- _Short problem_:
Copy every line of the listing exactly.

- _Exercise data_:
--- --- ---

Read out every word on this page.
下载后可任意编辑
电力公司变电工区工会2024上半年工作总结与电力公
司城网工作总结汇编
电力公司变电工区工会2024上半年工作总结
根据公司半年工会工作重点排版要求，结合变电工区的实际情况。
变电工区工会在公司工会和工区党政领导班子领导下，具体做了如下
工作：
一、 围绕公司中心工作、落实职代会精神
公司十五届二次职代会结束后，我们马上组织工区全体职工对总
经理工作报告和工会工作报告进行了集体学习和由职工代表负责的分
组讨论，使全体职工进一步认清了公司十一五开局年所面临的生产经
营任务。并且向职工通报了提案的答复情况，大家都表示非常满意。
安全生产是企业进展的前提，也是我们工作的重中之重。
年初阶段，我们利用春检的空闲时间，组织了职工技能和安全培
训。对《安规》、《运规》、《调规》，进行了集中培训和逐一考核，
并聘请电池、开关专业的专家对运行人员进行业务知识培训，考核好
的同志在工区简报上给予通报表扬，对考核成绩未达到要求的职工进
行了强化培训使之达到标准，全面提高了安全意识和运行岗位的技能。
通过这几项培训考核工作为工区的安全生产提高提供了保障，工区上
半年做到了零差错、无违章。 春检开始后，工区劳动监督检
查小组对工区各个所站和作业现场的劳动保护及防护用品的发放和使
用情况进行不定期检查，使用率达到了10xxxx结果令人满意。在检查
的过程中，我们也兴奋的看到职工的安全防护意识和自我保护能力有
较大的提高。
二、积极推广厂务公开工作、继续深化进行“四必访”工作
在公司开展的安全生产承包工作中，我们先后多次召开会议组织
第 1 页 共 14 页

--- --- ---

- _Exercise answer_:
Read out every word on this page.
下载后可任意编辑
电力公司变电工区工会2024上半年工作总结与电力公
司城网工作总结汇编
电力公司变电工区工会2024上半年工作总结
根据公司半年工会工作重点排版要求，结合变电工区的实际情况。
变电工区工会在公司工会和工区党政领导班子领导下，具体做了如下
工作：
一、 围绕公司中心工作、落实职代会精神
公司十五届二次职代会结束后，我们马上组织工区全体职工对总
经理工作报告和工会工作报告进行了集体学习和由职工代表负责的分
组讨论，使全体职工进一步认清了公司十一五开局年所面临的生产经
营任务。并且向职工通报了提案的答复情况，大家都表示非常满意。
安全生产是企业进展的前提，也是我们工作的重中之重。
年初阶段，我们利用春检的空闲时间，组织了职工技能和安全培
训。对《安规》、《运规》、《调规》，进行了集中培训和逐一考核，
并聘请电池、开关专业的专家对运行人员进行业务知识培训，考核好
的同志在工区简报上给予通报表扬，对考核成绩未达到要求的职工进
行了强化培训使之达到标准，全面提高了安全意识和运行岗位的技能。
通过这几项培训考核工作为工区的安全生产提高提供了保障，工区上
半年做到了零差错、无违章。 春检开始后，工区劳动监督检
查小组对工区各个所站和作业现场的劳动保护及防护用品的发放和使
用情况进行不定期检查，使用率达到了10xxxx结果令人满意。在检查
的过程中，我们也兴奋的看到职工的安全防护意识和自我保护能力有
较大的提高。
二、积极推广厂务公开工作、继续深化进行“四必访”工作
在公司开展的安全生产承包工作中，我们先后多次召开会议组织
第 1 页 共 14 页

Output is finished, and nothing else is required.